• [Listed records]:
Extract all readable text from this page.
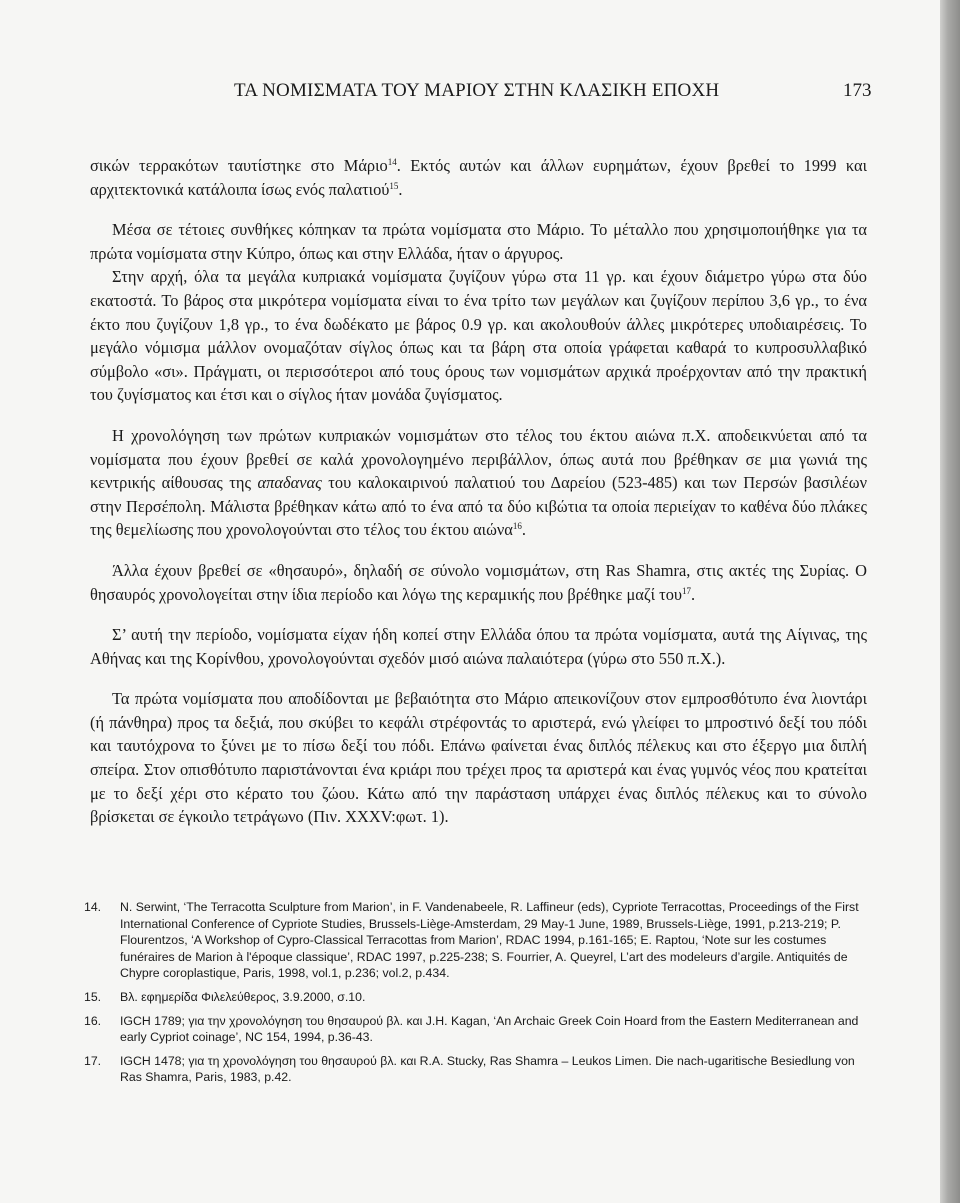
ΤΑ ΝΟΜΙΣΜΑΤΑ ΤΟΥ ΜΑΡΙΟΥ ΣΤΗΝ ΚΛΑΣΙΚΗ ΕΠΟΧΗ	173

σικών τερρακότων ταυτίστηκε στο Μάριο$^{14}$. Εκτός αυτών και άλλων ευρημάτων, έχουν βρεθεί το 1999 και αρχιτεκτονικά κατάλοιπα ίσως ενός παλατιού$^{15}$.

Μέσα σε τέτοιες συνθήκες κόπηκαν τα πρώτα νομίσματα στο Μάριο. Το μέταλλο που χρησιμοποιήθηκε για τα πρώτα νομίσματα στην Κύπρο, όπως και στην Ελλάδα, ήταν ο άργυρος.

Στην αρχή, όλα τα μεγάλα κυπριακά νομίσματα ζυγίζουν γύρω στα 11 γρ. και έχουν διάμετρο γύρω στα δύο εκατοστά. Το βάρος στα μικρότερα νομίσματα είναι το ένα τρίτο των μεγάλων και ζυγίζουν περίπου 3,6 γρ., το ένα έκτο που ζυγίζουν 1,8 γρ., το ένα δωδέκατο με βάρος 0.9 γρ. και ακολουθούν άλλες μικρότερες υποδιαιρέσεις. Το μεγάλο νόμισμα μάλλον ονομαζόταν σίγλος όπως και τα βάρη στα οποία γράφεται καθαρά το κυπροσυλλαβικό σύμβολο «σι». Πράγματι, οι περισσότεροι από τους όρους των νομισμάτων αρχικά προέρχονταν από την πρακτική του ζυγίσματος και έτσι και ο σίγλος ήταν μονάδα ζυγίσματος.

Η χρονολόγηση των πρώτων κυπριακών νομισμάτων στο τέλος του έκτου αιώνα π.Χ. αποδεικνύεται από τα νομίσματα που έχουν βρεθεί σε καλά χρονολογημένο περιβάλλον, όπως αυτά που βρέθηκαν σε μια γωνιά της κεντρικής αίθουσας της απαδανας του καλοκαιρινού παλατιού του Δαρείου (523-485) και των Περσών βασιλέων στην Περσέπολη. Μάλιστα βρέθηκαν κάτω από το ένα από τα δύο κιβώτια τα οποία περιείχαν το καθένα δύο πλάκες της θεμελίωσης που χρονολογούνται στο τέλος του έκτου αιώνα$^{16}$.

Άλλα έχουν βρεθεί σε «θησαυρό», δηλαδή σε σύνολο νομισμάτων, στη Ras Shamra, στις ακτές της Συρίας. Ο θησαυρός χρονολογείται στην ίδια περίοδο και λόγω της κεραμικής που βρέθηκε μαζί του$^{17}$.

Σ’ αυτή την περίοδο, νομίσματα είχαν ήδη κοπεί στην Ελλάδα όπου τα πρώτα νομίσματα, αυτά της Αίγινας, της Αθήνας και της Κορίνθου, χρονολογούνται σχεδόν μισό αιώνα παλαιότερα (γύρω στο 550 π.Χ.).

Τα πρώτα νομίσματα που αποδίδονται με βεβαιότητα στο Μάριο απεικονίζουν στον εμπροσθότυπο ένα λιοντάρι (ή πάνθηρα) προς τα δεξιά, που σκύβει το κεφάλι στρέφοντάς το αριστερά, ενώ γλείφει το μπροστινό δεξί του πόδι και ταυτόχρονα το ξύνει με το πίσω δεξί του πόδι. Επάνω φαίνεται ένας διπλός πέλεκυς και στο έξεργο μια διπλή σπείρα. Στον οπισθότυπο παριστάνονται ένα κριάρι που τρέχει προς τα αριστερά και ένας γυμνός νέος που κρατείται με το δεξί χέρι στο κέρατο του ζώου. Κάτω από την παράσταση υπάρχει ένας διπλός πέλεκυς και το σύνολο βρίσκεται σε έγκοιλο τετράγωνο (Πιν. XXXV:φωτ. 1).

14.	N. Serwint, ‘The Terracotta Sculpture from Marion’, in F. Vandenabeele, R. Laffineur (eds), Cypriote Terracottas, Proceedings of the First International Conference of Cypriote Studies, Brussels-Liège-Amsterdam, 29 May-1 June, 1989, Brussels-Liège, 1991, p.213-219; P. Flourentzos, ‘A Workshop of Cypro-Classical Terracottas from Marion’, RDAC 1994, p.161-165; E. Raptou, ‘Note sur les costumes funéraires de Marion à l'époque classique’, RDAC 1997, p.225-238; S. Fourrier, A. Queyrel, L’art des modeleurs d’argile. Antiquités de Chypre coroplastique, Paris, 1998, vol.1, p.236; vol.2, p.434.
15.	Βλ. εφημερίδα Φιλελεύθερος, 3.9.2000, σ.10.
16.	IGCH 1789; για την χρονολόγηση του θησαυρού βλ. και J.H. Kagan, ‘An Archaic Greek Coin Hoard from the Eastern Mediterranean and early Cypriot coinage’, NC 154, 1994, p.36-43.
17.	IGCH 1478; για τη χρονολόγηση του θησαυρού βλ. και R.A. Stucky, Ras Shamra – Leukos Limen. Die nach-ugaritische Besiedlung von Ras Shamra, Paris, 1983, p.42.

• [Instruction]: Reply with one number only: the count of lines in the entries that contain "έχουν".

• [Task output]: 4